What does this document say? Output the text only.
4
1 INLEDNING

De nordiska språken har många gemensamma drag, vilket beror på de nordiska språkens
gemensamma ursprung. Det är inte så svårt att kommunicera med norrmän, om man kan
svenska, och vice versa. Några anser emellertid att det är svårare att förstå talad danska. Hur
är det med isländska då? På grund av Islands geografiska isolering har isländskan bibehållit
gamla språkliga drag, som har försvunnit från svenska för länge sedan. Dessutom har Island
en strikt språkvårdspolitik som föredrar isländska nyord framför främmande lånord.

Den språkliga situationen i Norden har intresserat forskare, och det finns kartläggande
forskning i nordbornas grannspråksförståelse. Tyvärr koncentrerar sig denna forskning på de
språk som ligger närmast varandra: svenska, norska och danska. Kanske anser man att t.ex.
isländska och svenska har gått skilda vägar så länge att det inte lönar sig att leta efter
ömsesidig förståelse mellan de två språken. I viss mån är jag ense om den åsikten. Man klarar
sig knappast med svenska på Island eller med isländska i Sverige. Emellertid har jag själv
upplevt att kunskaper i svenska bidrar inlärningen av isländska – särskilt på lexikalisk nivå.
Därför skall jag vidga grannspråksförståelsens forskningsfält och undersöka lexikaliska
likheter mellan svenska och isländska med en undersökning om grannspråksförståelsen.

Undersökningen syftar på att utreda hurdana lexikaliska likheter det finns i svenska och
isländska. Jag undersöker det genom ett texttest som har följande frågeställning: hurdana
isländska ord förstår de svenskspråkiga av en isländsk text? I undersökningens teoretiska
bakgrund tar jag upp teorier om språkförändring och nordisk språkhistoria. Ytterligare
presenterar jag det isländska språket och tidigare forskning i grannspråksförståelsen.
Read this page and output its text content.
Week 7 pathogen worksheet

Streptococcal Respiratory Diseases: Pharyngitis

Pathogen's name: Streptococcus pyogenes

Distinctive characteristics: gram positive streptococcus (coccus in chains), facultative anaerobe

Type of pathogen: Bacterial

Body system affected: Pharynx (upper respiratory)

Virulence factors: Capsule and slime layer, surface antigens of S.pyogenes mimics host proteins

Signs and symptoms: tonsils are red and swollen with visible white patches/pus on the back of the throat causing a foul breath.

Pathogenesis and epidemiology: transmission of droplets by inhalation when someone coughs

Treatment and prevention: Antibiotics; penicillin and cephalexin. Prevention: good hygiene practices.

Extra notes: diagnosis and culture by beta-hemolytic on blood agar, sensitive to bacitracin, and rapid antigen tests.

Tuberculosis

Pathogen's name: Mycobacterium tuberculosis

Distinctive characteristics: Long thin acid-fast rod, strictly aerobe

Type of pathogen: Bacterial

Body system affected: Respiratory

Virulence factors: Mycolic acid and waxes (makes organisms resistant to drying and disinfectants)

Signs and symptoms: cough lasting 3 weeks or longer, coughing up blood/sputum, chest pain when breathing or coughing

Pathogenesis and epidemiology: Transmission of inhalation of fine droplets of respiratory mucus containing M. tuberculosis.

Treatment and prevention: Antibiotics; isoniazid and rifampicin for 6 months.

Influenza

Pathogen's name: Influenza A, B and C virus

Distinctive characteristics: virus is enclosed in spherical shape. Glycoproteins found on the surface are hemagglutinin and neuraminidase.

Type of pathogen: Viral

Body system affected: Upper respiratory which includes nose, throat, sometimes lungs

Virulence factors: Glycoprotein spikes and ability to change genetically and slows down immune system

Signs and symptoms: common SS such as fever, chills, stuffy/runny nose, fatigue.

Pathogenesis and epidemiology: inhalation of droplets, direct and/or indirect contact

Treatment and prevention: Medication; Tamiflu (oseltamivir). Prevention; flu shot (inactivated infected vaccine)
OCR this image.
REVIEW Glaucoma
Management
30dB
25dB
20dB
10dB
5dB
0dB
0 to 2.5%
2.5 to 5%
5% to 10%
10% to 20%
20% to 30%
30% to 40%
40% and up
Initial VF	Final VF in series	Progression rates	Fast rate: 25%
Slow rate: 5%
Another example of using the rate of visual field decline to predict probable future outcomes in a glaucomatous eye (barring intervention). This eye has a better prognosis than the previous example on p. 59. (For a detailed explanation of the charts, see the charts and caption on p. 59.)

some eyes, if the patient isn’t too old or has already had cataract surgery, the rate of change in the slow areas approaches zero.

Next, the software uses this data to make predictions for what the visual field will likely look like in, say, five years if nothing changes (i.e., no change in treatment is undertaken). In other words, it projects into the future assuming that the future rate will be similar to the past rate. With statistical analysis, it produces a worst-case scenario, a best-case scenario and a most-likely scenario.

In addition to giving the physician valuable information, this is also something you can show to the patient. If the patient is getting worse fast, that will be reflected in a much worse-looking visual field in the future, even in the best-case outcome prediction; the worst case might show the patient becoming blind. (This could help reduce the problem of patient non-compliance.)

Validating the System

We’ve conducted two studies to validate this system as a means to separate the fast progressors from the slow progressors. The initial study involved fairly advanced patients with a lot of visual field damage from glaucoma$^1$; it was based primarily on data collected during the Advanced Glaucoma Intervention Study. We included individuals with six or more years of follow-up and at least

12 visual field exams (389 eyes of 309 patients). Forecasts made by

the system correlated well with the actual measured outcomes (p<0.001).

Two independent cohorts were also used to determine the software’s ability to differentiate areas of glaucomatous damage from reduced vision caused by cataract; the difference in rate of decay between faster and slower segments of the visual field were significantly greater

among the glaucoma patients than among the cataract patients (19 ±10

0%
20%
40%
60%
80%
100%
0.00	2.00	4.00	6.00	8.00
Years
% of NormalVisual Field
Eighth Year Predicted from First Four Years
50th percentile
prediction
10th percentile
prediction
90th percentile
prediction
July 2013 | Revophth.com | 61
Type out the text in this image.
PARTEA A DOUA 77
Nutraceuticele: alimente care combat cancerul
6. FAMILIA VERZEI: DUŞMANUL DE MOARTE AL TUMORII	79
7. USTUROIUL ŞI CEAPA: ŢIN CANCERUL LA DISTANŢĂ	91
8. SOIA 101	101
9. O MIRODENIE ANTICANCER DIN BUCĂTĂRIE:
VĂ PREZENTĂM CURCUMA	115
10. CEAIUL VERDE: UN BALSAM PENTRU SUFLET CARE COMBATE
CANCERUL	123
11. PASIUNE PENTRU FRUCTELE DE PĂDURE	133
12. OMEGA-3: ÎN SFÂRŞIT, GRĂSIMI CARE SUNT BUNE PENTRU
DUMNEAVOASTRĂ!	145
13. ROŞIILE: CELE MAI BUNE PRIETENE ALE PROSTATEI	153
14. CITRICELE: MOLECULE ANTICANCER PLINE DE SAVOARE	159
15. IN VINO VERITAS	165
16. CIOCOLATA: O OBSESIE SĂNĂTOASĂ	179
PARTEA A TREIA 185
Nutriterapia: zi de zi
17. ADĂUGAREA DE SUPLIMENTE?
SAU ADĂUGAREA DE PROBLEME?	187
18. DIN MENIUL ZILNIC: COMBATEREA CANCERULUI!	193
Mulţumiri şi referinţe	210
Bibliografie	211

- PROBLEM DETAILS -
Each entry needs to be copied out exactly.

- WRITTEN SOLUTION -
What does this document say? Output the text only.
4
1 INLEDNING

De nordiska språken har många gemensamma drag, vilket beror på de nordiska språkens
gemensamma ursprung. Det är inte så svårt att kommunicera med norrmän, om man kan
svenska, och vice versa. Några anser emellertid att det är svårare att förstå talad danska. Hur
är det med isländska då? På grund av Islands geografiska isolering har isländskan bibehållit
gamla språkliga drag, som har försvunnit från svenska för länge sedan. Dessutom har Island
en strikt språkvårdspolitik som föredrar isländska nyord framför främmande lånord.

Den språkliga situationen i Norden har intresserat forskare, och det finns kartläggande
forskning i nordbornas grannspråksförståelse. Tyvärr koncentrerar sig denna forskning på de
språk som ligger närmast varandra: svenska, norska och danska. Kanske anser man att t.ex.
isländska och svenska har gått skilda vägar så länge att det inte lönar sig att leta efter
ömsesidig förståelse mellan de två språken. I viss mån är jag ense om den åsikten. Man klarar
sig knappast med svenska på Island eller med isländska i Sverige. Emellertid har jag själv
upplevt att kunskaper i svenska bidrar inlärningen av isländska – särskilt på lexikalisk nivå.
Därför skall jag vidga grannspråksförståelsens forskningsfält och undersöka lexikaliska
likheter mellan svenska och isländska med en undersökning om grannspråksförståelsen.

Undersökningen syftar på att utreda hurdana lexikaliska likheter det finns i svenska och
isländska. Jag undersöker det genom ett texttest som har följande frågeställning: hurdana
isländska ord förstår de svenskspråkiga av en isländsk text? I undersökningens teoretiska
bakgrund tar jag upp teorier om språkförändring och nordisk språkhistoria. Ytterligare
presenterar jag det isländska språket och tidigare forskning i grannspråksförståelsen.
Read this page and output its text content.
Week 7 pathogen worksheet

Streptococcal Respiratory Diseases: Pharyngitis

Pathogen's name: Streptococcus pyogenes

Distinctive characteristics: gram positive streptococcus (coccus in chains), facultative anaerobe

Type of pathogen: Bacterial

Body system affected: Pharynx (upper respiratory)

Virulence factors: Capsule and slime layer, surface antigens of S.pyogenes mimics host proteins

Signs and symptoms: tonsils are red and swollen with visible white patches/pus on the back of the throat causing a foul breath.

Pathogenesis and epidemiology: transmission of droplets by inhalation when someone coughs

Treatment and prevention: Antibiotics; penicillin and cephalexin. Prevention: good hygiene practices.

Extra notes: diagnosis and culture by beta-hemolytic on blood agar, sensitive to bacitracin, and rapid antigen tests.

Tuberculosis

Pathogen's name: Mycobacterium tuberculosis

Distinctive characteristics: Long thin acid-fast rod, strictly aerobe

Type of pathogen: Bacterial

Body system affected: Respiratory

Virulence factors: Mycolic acid and waxes (makes organisms resistant to drying and disinfectants)

Signs and symptoms: cough lasting 3 weeks or longer, coughing up blood/sputum, chest pain when breathing or coughing

Pathogenesis and epidemiology: Transmission of inhalation of fine droplets of respiratory mucus containing M. tuberculosis.

Treatment and prevention: Antibiotics; isoniazid and rifampicin for 6 months.

Influenza

Pathogen's name: Influenza A, B and C virus

Distinctive characteristics: virus is enclosed in spherical shape. Glycoproteins found on the surface are hemagglutinin and neuraminidase.

Type of pathogen: Viral

Body system affected: Upper respiratory which includes nose, throat, sometimes lungs

Virulence factors: Glycoprotein spikes and ability to change genetically and slows down immune system

Signs and symptoms: common SS such as fever, chills, stuffy/runny nose, fatigue.

Pathogenesis and epidemiology: inhalation of droplets, direct and/or indirect contact

Treatment and prevention: Medication; Tamiflu (oseltamivir). Prevention; flu shot (inactivated infected vaccine)
OCR this image.
REVIEW Glaucoma
Management
30dB
25dB
20dB
10dB
5dB
0dB
0 to 2.5%
2.5 to 5%
5% to 10%
10% to 20%
20% to 30%
30% to 40%
40% and up
Initial VF	Final VF in series	Progression rates	Fast rate: 25%
Slow rate: 5%
Another example of using the rate of visual field decline to predict probable future outcomes in a glaucomatous eye (barring intervention). This eye has a better prognosis than the previous example on p. 59. (For a detailed explanation of the charts, see the charts and caption on p. 59.)

some eyes, if the patient isn’t too old or has already had cataract surgery, the rate of change in the slow areas approaches zero.

Next, the software uses this data to make predictions for what the visual field will likely look like in, say, five years if nothing changes (i.e., no change in treatment is undertaken). In other words, it projects into the future assuming that the future rate will be similar to the past rate. With statistical analysis, it produces a worst-case scenario, a best-case scenario and a most-likely scenario.

In addition to giving the physician valuable information, this is also something you can show to the patient. If the patient is getting worse fast, that will be reflected in a much worse-looking visual field in the future, even in the best-case outcome prediction; the worst case might show the patient becoming blind. (This could help reduce the problem of patient non-compliance.)

Validating the System

We’ve conducted two studies to validate this system as a means to separate the fast progressors from the slow progressors. The initial study involved fairly advanced patients with a lot of visual field damage from glaucoma$^1$; it was based primarily on data collected during the Advanced Glaucoma Intervention Study. We included individuals with six or more years of follow-up and at least

12 visual field exams (389 eyes of 309 patients). Forecasts made by

the system correlated well with the actual measured outcomes (p<0.001).

Two independent cohorts were also used to determine the software’s ability to differentiate areas of glaucomatous damage from reduced vision caused by cataract; the difference in rate of decay between faster and slower segments of the visual field were significantly greater

among the glaucoma patients than among the cataract patients (19 ±10

0%
20%
40%
60%
80%
100%
0.00	2.00	4.00	6.00	8.00
Years
% of NormalVisual Field
Eighth Year Predicted from First Four Years
50th percentile
prediction
10th percentile
prediction
90th percentile
prediction
July 2013 | Revophth.com | 61
Type out the text in this image.
PARTEA A DOUA 77
Nutraceuticele: alimente care combat cancerul
6. FAMILIA VERZEI: DUŞMANUL DE MOARTE AL TUMORII	79
7. USTUROIUL ŞI CEAPA: ŢIN CANCERUL LA DISTANŢĂ	91
8. SOIA 101	101
9. O MIRODENIE ANTICANCER DIN BUCĂTĂRIE:
VĂ PREZENTĂM CURCUMA	115
10. CEAIUL VERDE: UN BALSAM PENTRU SUFLET CARE COMBATE
CANCERUL	123
11. PASIUNE PENTRU FRUCTELE DE PĂDURE	133
12. OMEGA-3: ÎN SFÂRŞIT, GRĂSIMI CARE SUNT BUNE PENTRU
DUMNEAVOASTRĂ!	145
13. ROŞIILE: CELE MAI BUNE PRIETENE ALE PROSTATEI	153
14. CITRICELE: MOLECULE ANTICANCER PLINE DE SAVOARE	159
15. IN VINO VERITAS	165
16. CIOCOLATA: O OBSESIE SĂNĂTOASĂ	179
PARTEA A TREIA 185
Nutriterapia: zi de zi
17. ADĂUGAREA DE SUPLIMENTE?
SAU ADĂUGAREA DE PROBLEME?	187
18. DIN MENIUL ZILNIC: COMBATEREA CANCERULUI!	193
Mulţumiri şi referinţe	210
Bibliografie	211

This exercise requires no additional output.